- [REQUIRED WORK]
• A. In the essay on religion and idealism, how is religion defined?
• B. Pick up the essay on religion and idealism after its final sentence and keep writing it.

- [DOCUMENT SEGMENT]
────────────────────

So what are we talking about then when we talk about religion? Religion is idealism with organized rituals. The organized rituals part is pretty straight forward. It implies that there is a group of people who adhere to the religion in order to participate in the rituals. And the rituals include all sorts of things from regular meetings, prayer, fasting, philanthropy, dressing up, studying texts, marriage, etc.
Idealism is a broader category of philosophy that includes religions. And there are different versions of idealism, as we might expect. What is common between the different versions is that idealism puts the mind as primary and matter as secondary or non-existent in terms of understanding the “real world.” Prior to Hegel, who introduced the radical method of dialectics, idealism was generally metaphysical. Metaphysical idealism is the belief in predefined, static things-in-themselves. For example, for those who believe in one god as the creator, everything that exists is defined by an ideal image from that god. For idealists, there is a barrier between what we perceive through our five senses, and this pre-defined ideal. Philosophers like Kant, who Engels called an agnostic, falling between idealism and materialism, believed that the real ideal was unknowable, or knowable only through faith. For many religions, it is the task of the individual to attempt to know that ideal or absolute truth by following the rituals of their religion. In Islam, this is called jihad. The passing from the material world to the world of ideas is also called transcendence. Transcendence is a major theme of many religions.
For materialists there is no such thing as transcendence. We see that truth is obtained through our five senses in a constant process of gaining knowledge and understanding as a species through practice and the scientific method. There is no ancient scroll or secret key that will open our third eye allowing us to suddenly see and understand all the secrets of the world that are hidden from us by our senses. Or, as Engels puts it in describing why Hegel marked the end of philosophy:
“As soon as we have once realised — and in the long run no one has helped us to realize it more than Hegel himself — that the task of philosophy thus stated means nothing but the task that a single philosopher should accomplish that which can only be accomplished by the entire human race in its progressive development — as soon as we realise that, there is an end to all philosophy in the hitherto accepted sense of the word. One leaves alone ‘absolute truth’, which is unattainable along this path or by any single individual; instead, one pursues attainable relative truths along the path of the positive sciences, and the summation of their results by means of dialectical thinking.”(6)
Why do we still have Religion?
The United $tates is exceptional in the First World in often defining itself through religion (Christianity). One recent book describes this as a fairly recent development, starting from a campaign by industrial capitalists with libertarian interests opposed to the New Deal.(7) The author points out, however, that Franklin D. Roosevelt used a lot of Christian language in his promotion of the New Deal and criticism of the evils of the capitalist class. Roosevelt used that language to capture the populist interests of the majority in the United $tates who were suffering from the Great Depression. The Christian language was an alternative to the communist language in the Soviet Union, which FDR was trying to save the United $tates from. Since the Bolshevik revolution, religious language has been openly used to combat the materialist language of communists.

────────────────────

- [ENTRIES]

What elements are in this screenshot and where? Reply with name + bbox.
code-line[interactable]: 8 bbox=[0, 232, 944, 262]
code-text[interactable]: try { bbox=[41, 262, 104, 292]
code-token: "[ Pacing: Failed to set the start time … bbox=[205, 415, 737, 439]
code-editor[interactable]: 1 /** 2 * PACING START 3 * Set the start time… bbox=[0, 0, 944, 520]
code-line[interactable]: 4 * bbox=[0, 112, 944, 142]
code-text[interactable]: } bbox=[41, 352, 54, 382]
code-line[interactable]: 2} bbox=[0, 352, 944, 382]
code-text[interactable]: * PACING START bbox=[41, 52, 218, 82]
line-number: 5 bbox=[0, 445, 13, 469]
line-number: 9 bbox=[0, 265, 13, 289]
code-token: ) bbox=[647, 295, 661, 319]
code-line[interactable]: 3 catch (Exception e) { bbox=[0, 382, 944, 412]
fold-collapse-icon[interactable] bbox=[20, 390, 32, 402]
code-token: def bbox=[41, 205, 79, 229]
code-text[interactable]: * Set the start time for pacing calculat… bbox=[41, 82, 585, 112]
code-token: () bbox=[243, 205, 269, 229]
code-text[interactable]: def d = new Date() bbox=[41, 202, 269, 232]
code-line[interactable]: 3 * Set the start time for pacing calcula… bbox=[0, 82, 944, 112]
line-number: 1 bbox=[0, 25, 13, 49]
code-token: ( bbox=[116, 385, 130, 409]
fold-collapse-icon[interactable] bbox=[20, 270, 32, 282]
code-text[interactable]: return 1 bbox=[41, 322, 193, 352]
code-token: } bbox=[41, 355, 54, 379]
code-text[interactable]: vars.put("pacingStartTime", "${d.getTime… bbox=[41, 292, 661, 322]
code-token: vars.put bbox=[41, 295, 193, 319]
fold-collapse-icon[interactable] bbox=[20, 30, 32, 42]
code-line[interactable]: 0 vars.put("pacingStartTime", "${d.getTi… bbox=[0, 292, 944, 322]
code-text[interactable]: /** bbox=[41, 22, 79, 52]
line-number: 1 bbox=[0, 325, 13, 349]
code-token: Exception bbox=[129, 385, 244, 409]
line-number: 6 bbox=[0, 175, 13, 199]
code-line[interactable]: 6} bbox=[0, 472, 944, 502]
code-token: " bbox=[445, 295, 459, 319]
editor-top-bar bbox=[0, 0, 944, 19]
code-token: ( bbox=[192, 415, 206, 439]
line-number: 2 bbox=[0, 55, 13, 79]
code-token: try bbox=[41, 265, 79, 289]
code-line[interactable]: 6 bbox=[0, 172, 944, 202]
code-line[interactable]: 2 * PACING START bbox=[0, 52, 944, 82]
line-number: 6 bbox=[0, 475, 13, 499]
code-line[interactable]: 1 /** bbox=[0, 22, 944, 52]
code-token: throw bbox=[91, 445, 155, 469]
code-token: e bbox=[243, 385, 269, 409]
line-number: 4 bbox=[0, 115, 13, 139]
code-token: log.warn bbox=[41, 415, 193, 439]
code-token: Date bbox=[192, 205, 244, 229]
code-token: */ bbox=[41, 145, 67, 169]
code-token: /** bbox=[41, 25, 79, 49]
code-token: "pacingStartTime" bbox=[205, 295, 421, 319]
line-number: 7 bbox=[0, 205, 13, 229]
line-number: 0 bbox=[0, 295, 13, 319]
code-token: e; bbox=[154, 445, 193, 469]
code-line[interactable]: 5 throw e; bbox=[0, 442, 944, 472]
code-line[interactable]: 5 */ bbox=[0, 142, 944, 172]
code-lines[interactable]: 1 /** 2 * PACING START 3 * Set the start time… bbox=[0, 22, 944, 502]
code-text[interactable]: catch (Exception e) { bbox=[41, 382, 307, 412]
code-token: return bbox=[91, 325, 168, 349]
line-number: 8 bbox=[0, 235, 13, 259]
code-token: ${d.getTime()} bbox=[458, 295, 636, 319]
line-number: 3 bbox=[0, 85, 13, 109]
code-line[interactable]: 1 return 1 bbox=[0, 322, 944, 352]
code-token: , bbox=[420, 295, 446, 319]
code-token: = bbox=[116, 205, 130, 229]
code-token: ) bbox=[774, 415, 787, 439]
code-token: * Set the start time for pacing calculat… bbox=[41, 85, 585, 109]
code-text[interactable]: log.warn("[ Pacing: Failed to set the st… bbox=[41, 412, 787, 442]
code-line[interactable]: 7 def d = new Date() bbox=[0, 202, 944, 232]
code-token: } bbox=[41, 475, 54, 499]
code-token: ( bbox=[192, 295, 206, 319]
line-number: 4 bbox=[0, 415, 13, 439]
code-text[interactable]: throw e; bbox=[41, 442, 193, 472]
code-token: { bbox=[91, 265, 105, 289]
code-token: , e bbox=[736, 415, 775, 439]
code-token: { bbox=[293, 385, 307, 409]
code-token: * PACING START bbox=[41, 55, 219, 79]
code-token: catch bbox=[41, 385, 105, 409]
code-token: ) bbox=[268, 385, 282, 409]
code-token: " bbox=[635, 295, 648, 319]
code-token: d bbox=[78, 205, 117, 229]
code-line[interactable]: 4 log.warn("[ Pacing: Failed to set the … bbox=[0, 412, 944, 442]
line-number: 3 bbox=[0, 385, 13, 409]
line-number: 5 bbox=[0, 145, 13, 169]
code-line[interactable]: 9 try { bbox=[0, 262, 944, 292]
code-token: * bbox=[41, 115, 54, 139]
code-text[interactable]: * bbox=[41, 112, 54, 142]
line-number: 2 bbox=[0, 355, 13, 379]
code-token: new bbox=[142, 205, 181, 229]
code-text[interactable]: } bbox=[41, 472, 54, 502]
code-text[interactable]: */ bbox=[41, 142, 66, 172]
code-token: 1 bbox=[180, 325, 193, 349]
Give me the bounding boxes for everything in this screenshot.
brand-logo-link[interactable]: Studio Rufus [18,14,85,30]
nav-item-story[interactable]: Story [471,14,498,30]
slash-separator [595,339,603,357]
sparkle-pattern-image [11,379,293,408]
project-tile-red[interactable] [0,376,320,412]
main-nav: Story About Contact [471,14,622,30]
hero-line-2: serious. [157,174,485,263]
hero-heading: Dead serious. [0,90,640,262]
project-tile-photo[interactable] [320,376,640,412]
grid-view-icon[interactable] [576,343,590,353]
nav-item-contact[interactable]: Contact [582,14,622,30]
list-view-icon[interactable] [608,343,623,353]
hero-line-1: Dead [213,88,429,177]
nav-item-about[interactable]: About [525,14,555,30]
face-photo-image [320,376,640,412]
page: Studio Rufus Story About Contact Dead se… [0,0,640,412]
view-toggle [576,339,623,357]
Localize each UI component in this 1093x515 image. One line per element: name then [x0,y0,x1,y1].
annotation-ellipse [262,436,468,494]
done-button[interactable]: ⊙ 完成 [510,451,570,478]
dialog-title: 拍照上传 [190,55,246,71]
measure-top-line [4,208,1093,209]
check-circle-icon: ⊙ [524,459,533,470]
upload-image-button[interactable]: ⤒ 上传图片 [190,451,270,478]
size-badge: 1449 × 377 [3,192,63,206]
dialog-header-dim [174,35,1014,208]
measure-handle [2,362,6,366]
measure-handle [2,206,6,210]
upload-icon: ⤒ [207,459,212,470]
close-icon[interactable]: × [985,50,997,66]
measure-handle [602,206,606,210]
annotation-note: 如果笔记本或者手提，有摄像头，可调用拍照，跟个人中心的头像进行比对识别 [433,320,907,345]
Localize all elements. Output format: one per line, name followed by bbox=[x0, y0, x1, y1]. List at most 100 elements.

────────────────────

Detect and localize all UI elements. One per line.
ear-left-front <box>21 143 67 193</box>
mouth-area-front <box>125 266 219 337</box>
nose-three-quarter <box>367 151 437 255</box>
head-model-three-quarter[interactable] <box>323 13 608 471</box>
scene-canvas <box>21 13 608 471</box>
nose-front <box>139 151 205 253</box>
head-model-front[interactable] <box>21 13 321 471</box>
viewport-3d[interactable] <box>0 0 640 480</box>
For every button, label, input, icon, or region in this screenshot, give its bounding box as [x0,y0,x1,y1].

────────────────────

- [THE ANSWERS]
• A. Religion is idealism with organized rituals.

• B.
The capitalist class took up the religious lingo as a marketing scheme after they realized that campaigning honestly for their own interests against the New Deal was not going to get popular support.(7) They backed the election of Dwight Eisenhower in 1954 who brought “In God We Trust” to our currency and put “One Nation Under God” into the pledge of allegience. While Eisenhower did not undo the New Deal as they’d hoped, this trajectory continued with it’s pinnacle in 1980 with Ronald Reagon backed by groups like the Moral Majority. It was Reagan who introduced the tradition of U.$. presidents ending speeches with “God Bless America.” To this day these evangelical Christian groups have played a strong roll in U.$. politics.
This is just one example of how religion can be used to mobilize people behind a political cause. It also demonstrates how religion can be a very deceptive tool in politics because the politicians avoid talking about the real issues. While in the realm of philosophy we can talk about religion as idealism, in the realm of sociology we see it as culture. And culture is part of the superstructure in that it reflects the economic substructure; in our world that would be (imperialist) capitalism. And within capitalism the fundamental contradiction that defines that system is that between the proletariat and the bourgeoisie. So, we will see how as the proletarian forces become stronger religion will reflect the proletarian world view, such as in Central America when socialism/communism had captured the interests of the masses in those Catholic countries. Religion must adopt a proletarian worldview to stay relevant as the scientific method begins to provide the masses with answers that the religions had failed to. In the status quo under capitalism religion most often reflects the interests of the bourgeoisie.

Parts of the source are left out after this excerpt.